* Retos:
a) Resume en dos oraciones el fragmento sobre la identidad.
b) Transcribe sin cambios una parte del fragmento sobre la identidad. Comienza en las palabras que contienen «Lejos de mí» y detente después de «ninguna engañosa simplificación.».

* Fragmento del texto:
■ ■ ■
«Uno», un texto perteneciente al libro «Identidades asesinas», de Amin Maalouf

  Mi vida de escritor me ha enseñado a desconfiar de las palabras. Las que parecen más claras suelen ser las más traicioneras. Uno de esos falsos amigos es precisamente «identidad». Todos nos creemos que sabemos lo que significa esta palabra y seguimos fiándonos de ella incluso cuando, insidiosamente, empieza a significar lo contrario.

  Lejos de mí la idea de redefinir una y otra vez el concepto de identidad. Es el problema esencial de la filosofía desde el «conócete a ti mismo» de Sócrates hasta Freud, pasando por tantos otros maestros; para abordarlo de nuevo hoy se necesitaría mucha más competencia de la que yo tengo, y mucha más temeridad. La tarea que me he impuesto es infinitamente más modesta: tratar de comprender por qué tanta gente comete hoy crímenes en nombre de su identidad religiosa, étnica, nacional o de otra naturaleza. ¿Ha sido así desde los albores de la historia o por el contrario hay realidades que son específicas de nuestra época? Es posible que algunas de mis palabras le parezcan al lector demasiado elementales. Pero es porque he tratado de reflexionar con la máxima serenidad, paciencia y lealtad que me han sido posibles, sin recurrir a ningún tipo de jerga ni a ninguna engañosa simplificación.

  En lo que se ha dado en llamar el «documento de identidad» figuran el nombre y los apellidos, la fecha de nacimiento, una fotografía, determinados rasgos físicos, la firma y, a veces, la huella dactilar: toda una serie de indicaciones que demuestran, sin posibilidad de error, que el titular de ese documento es Fulano y que no hay, entre los miles de millones de seres humanos, ningún otro que pueda confundirse con él, ni siquiera su sosia o su hermano gemelo.
■ ■ ■
* Material:
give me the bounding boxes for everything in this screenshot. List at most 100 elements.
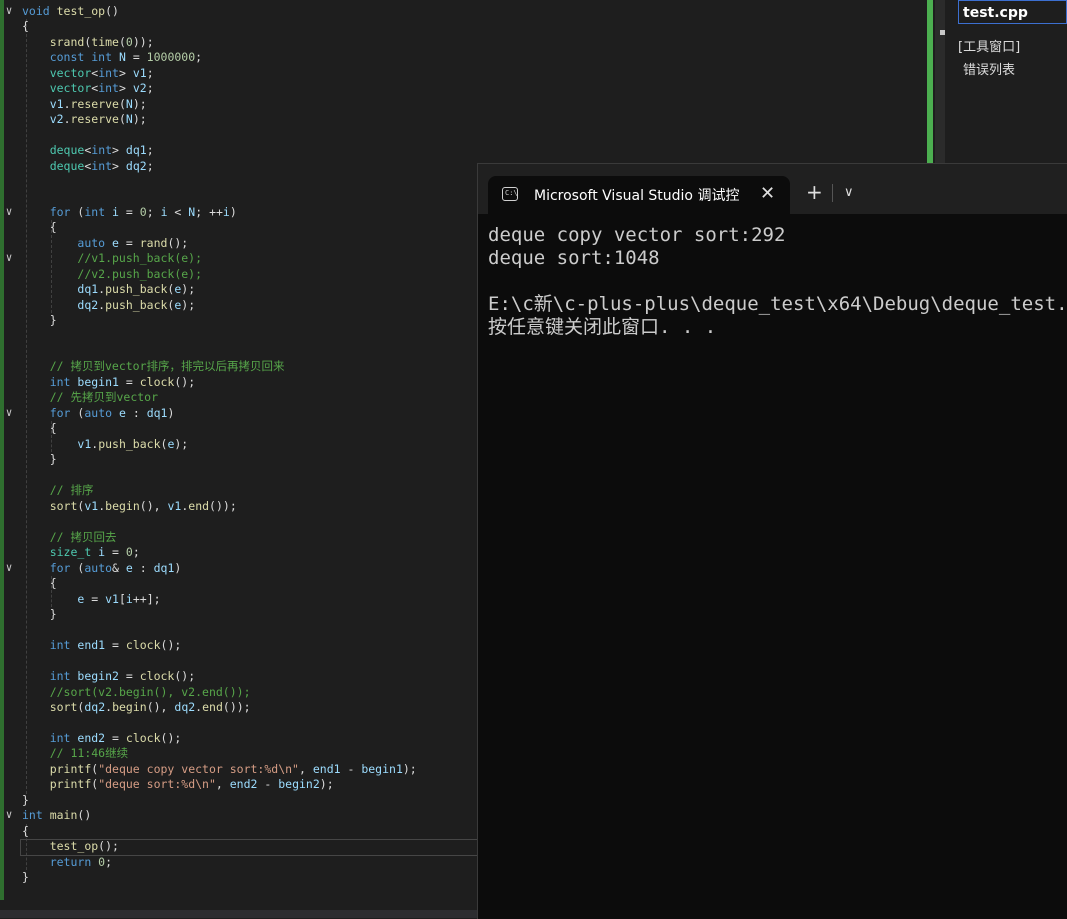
code-line[interactable]: sort(dq2.begin(), dq2.end()); xyxy=(22,700,251,715)
console-tab[interactable]: C:\ Microsoft Visual Studio 调试控 ✕ xyxy=(488,176,790,214)
code-line[interactable]: // 11:46继续 xyxy=(22,746,128,761)
code-token: } xyxy=(22,793,29,807)
code-line[interactable]: dq2.push_back(e); xyxy=(22,298,195,313)
code-token: end1 xyxy=(312,762,341,776)
code-token: . xyxy=(63,112,71,126)
code-token: test_op xyxy=(56,4,106,18)
code-line[interactable]: printf("deque copy vector sort:%d\n", en… xyxy=(22,762,417,777)
fold-toggle-icon[interactable]: ∨ xyxy=(3,407,15,419)
code-line[interactable]: sort(v1.begin(), v1.end()); xyxy=(22,499,237,514)
code-line[interactable]: } xyxy=(22,607,57,622)
code-line[interactable]: printf("deque sort:%d\n", end2 - begin2)… xyxy=(22,777,334,792)
code-token: size_t xyxy=(49,545,99,559)
debug-console-window[interactable]: C:\ Microsoft Visual Studio 调试控 ✕ + ∨ de… xyxy=(477,163,1067,919)
code-token: clock xyxy=(139,669,175,683)
code-line[interactable]: vector<int> v2; xyxy=(22,81,154,96)
code-token: - xyxy=(340,762,362,776)
code-token: push_back xyxy=(105,298,168,312)
tool-window-group-label: [工具窗口] xyxy=(958,40,1021,55)
code-line[interactable]: //v2.push_back(e); xyxy=(22,267,202,282)
code-token: (); xyxy=(160,731,182,745)
code-line[interactable]: //v1.push_back(e); xyxy=(22,251,202,266)
fold-toggle-icon[interactable]: ∨ xyxy=(3,206,15,218)
code-token: ); xyxy=(319,777,334,791)
code-line[interactable]: // 排序 xyxy=(22,483,94,498)
code-token: , xyxy=(215,777,230,791)
code-line[interactable]: // 拷贝到vector排序，排完以后再拷贝回来 xyxy=(22,359,285,374)
console-titlebar[interactable]: C:\ Microsoft Visual Studio 调试控 ✕ + ∨ xyxy=(478,164,1067,214)
vertical-scrollbar[interactable] xyxy=(935,0,945,165)
code-token: v2 xyxy=(49,112,64,126)
code-line[interactable]: for (int i = 0; i < N; ++i) xyxy=(22,205,237,220)
code-line[interactable]: for (auto e : dq1) xyxy=(22,406,175,421)
code-token: e xyxy=(112,236,119,250)
code-line[interactable]: } xyxy=(22,870,29,885)
code-line[interactable]: deque<int> dq1; xyxy=(22,143,154,158)
code-line[interactable]: { xyxy=(22,19,29,34)
code-line[interactable]: vector<int> v1; xyxy=(22,66,154,81)
new-tab-button[interactable]: + xyxy=(806,182,823,202)
fold-toggle-icon[interactable]: ∨ xyxy=(3,252,15,264)
code-line[interactable]: // 先拷贝到vector xyxy=(22,390,158,405)
code-token: deque xyxy=(49,143,85,157)
code-line[interactable]: //sort(v2.begin(), v2.end()); xyxy=(22,685,251,700)
code-line[interactable]: auto e = rand(); xyxy=(22,236,188,251)
fold-toggle-icon[interactable]: ∨ xyxy=(3,562,15,574)
code-token: } xyxy=(22,870,29,884)
code-line[interactable]: } xyxy=(22,793,29,808)
close-tab-icon[interactable]: ✕ xyxy=(760,183,775,204)
code-line[interactable]: e = v1[i++]; xyxy=(22,592,160,607)
code-token: dq1 xyxy=(146,406,168,420)
code-token: { xyxy=(22,576,57,590)
code-token: ; xyxy=(146,159,154,173)
chevron-down-icon[interactable]: ∨ xyxy=(844,184,854,202)
code-line[interactable]: for (auto& e : dq1) xyxy=(22,561,182,576)
code-token: ()); xyxy=(222,700,251,714)
code-token: dq2 xyxy=(84,700,106,714)
code-token: // 拷贝回去 xyxy=(49,530,117,544)
fold-toggle-icon[interactable]: ∨ xyxy=(3,5,15,17)
code-line[interactable]: { xyxy=(22,220,57,235)
code-line[interactable]: dq1.push_back(e); xyxy=(22,282,195,297)
code-line[interactable]: size_t i = 0; xyxy=(22,545,140,560)
code-line[interactable]: srand(time(0)); xyxy=(22,35,154,50)
code-token: auto xyxy=(84,561,113,575)
code-token: > xyxy=(118,81,133,95)
code-token: auto xyxy=(77,236,113,250)
code-line[interactable]: void test_op() xyxy=(22,4,119,19)
code-line[interactable]: { xyxy=(22,576,57,591)
code-line[interactable]: // 拷贝回去 xyxy=(22,530,117,545)
code-line[interactable]: deque<int> dq2; xyxy=(22,159,154,174)
code-line[interactable]: const int N = 1000000; xyxy=(22,50,202,65)
change-indicator-bar xyxy=(0,0,4,900)
code-line[interactable]: test_op(); xyxy=(22,839,119,854)
code-line[interactable]: { xyxy=(22,421,57,436)
code-line[interactable]: v1.push_back(e); xyxy=(22,437,188,452)
code-line[interactable]: return 0; xyxy=(22,855,112,870)
file-tab-test-cpp[interactable]: test.cpp xyxy=(958,0,1067,24)
code-line[interactable]: int end1 = clock(); xyxy=(22,638,182,653)
code-token: N xyxy=(125,112,133,126)
code-line[interactable]: v2.reserve(N); xyxy=(22,112,147,127)
code-line[interactable]: } xyxy=(22,452,57,467)
code-token: dq1 xyxy=(125,143,147,157)
code-line[interactable]: } xyxy=(22,313,57,328)
code-line[interactable]: { xyxy=(22,824,29,839)
code-token: i xyxy=(125,592,133,606)
code-line[interactable]: int end2 = clock(); xyxy=(22,731,182,746)
code-line[interactable]: int begin2 = clock(); xyxy=(22,669,195,684)
code-line[interactable]: int begin1 = clock(); xyxy=(22,375,195,390)
error-list-item[interactable]: 错误列表 xyxy=(963,59,1015,78)
code-token: //v2.push_back(e); xyxy=(77,267,203,281)
code-line[interactable]: int main() xyxy=(22,808,91,823)
code-line[interactable]: v1.reserve(N); xyxy=(22,97,147,112)
code-token: begin1 xyxy=(361,762,403,776)
code-token: int xyxy=(91,143,113,157)
fold-toggle-icon[interactable]: ∨ xyxy=(3,809,15,821)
■ ■ ■
* Resultados por tarea:
a) El autor, a quien su vida de escritor ha enseñado a desconfiar de las palabras, considera que «identidad» es uno de esos falsos amigos cuyo significado todos creemos conocer. No pretende redefinir el concepto, sino tratar de comprender por qué tanta gente comete hoy crímenes en nombre de su identidad religiosa, étnica, nacional o de otra naturaleza.

b)
Lejos de mí la idea de redefinir una y otra vez el concepto de identidad. Es el problema esencial de la filosofía desde el «conócete a ti mismo» de Sócrates hasta Freud, pasando por tantos otros maestros; para abordarlo de nuevo hoy se necesitaría mucha más competencia de la que yo tengo, y mucha más temeridad. La tarea que me he impuesto es infinitamente más modesta: tratar de comprender por qué tanta gente comete hoy crímenes en nombre de su identidad religiosa, étnica, nacional o de otra naturaleza. ¿Ha sido así desde los albores de la historia o por el contrario hay realidades que son específicas de nuestra época? Es posible que algunas de mis palabras le parezcan al lector demasiado elementales. Pero es porque he tratado de reflexionar con la máxima serenidad, paciencia y lealtad que me han sido posibles, sin recurrir a ningún tipo de jerga ni a ninguna engañosa simplificación.